Set exercise: State how many lines in the entries below contain "weinig". Write nothing but the number.

Data provided:

═══

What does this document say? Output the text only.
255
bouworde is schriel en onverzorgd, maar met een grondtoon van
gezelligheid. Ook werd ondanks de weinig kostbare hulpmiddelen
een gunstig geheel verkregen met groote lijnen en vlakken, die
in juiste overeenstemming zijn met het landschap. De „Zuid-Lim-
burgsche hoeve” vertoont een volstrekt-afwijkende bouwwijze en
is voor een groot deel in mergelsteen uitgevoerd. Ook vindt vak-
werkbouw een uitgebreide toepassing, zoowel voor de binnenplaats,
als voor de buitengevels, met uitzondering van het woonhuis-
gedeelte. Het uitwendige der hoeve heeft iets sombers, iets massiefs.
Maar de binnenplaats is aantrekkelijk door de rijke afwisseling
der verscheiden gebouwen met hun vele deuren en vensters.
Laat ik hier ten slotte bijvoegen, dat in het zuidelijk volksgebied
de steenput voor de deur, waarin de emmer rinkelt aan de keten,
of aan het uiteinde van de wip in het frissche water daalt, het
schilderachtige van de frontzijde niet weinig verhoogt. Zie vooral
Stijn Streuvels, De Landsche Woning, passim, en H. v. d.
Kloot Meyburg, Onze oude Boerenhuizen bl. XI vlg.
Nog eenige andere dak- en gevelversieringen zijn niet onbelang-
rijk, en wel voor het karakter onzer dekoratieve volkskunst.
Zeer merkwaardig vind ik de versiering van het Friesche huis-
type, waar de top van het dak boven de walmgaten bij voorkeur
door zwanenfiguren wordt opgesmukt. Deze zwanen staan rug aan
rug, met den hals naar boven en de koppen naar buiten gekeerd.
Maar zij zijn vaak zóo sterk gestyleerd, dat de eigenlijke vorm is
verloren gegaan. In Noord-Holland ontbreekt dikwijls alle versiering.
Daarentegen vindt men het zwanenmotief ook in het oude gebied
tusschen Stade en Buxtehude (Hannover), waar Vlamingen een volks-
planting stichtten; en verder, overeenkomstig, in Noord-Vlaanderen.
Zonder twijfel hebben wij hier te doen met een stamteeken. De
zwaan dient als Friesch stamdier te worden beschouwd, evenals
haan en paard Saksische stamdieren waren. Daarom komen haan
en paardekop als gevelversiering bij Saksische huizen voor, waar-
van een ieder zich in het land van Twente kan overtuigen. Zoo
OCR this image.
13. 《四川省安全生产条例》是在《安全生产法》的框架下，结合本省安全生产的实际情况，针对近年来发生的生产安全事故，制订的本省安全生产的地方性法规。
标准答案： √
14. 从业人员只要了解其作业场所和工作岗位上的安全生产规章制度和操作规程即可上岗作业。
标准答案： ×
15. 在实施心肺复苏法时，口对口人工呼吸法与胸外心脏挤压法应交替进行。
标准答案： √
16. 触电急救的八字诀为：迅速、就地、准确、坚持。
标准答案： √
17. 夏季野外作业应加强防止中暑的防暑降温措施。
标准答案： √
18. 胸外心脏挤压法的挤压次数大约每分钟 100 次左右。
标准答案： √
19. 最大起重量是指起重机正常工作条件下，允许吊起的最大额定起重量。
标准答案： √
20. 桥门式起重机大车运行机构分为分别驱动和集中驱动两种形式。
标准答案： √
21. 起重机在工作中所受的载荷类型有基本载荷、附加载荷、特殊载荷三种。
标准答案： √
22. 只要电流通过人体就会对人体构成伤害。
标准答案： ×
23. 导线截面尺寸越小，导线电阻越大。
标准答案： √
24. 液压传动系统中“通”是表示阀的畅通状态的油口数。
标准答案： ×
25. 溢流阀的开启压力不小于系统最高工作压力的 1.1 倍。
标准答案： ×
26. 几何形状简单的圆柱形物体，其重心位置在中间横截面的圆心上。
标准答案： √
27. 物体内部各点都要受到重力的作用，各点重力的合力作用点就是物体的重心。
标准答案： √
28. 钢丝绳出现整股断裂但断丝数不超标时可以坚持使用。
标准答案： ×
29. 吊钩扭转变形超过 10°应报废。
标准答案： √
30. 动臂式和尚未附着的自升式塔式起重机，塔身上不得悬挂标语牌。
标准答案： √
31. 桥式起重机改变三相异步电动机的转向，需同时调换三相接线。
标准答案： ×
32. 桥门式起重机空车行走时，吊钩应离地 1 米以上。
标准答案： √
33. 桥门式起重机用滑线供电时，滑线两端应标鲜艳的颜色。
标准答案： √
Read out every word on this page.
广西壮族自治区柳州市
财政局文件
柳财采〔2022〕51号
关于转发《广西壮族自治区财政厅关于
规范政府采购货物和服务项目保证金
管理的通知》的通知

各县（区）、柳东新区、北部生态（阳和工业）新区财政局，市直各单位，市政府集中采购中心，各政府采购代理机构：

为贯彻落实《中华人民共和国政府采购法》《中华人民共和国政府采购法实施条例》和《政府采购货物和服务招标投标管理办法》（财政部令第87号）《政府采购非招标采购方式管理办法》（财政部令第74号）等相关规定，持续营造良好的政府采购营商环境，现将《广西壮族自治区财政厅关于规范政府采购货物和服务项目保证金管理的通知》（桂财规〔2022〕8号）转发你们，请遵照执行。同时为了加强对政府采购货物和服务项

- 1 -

═══

Solution: 2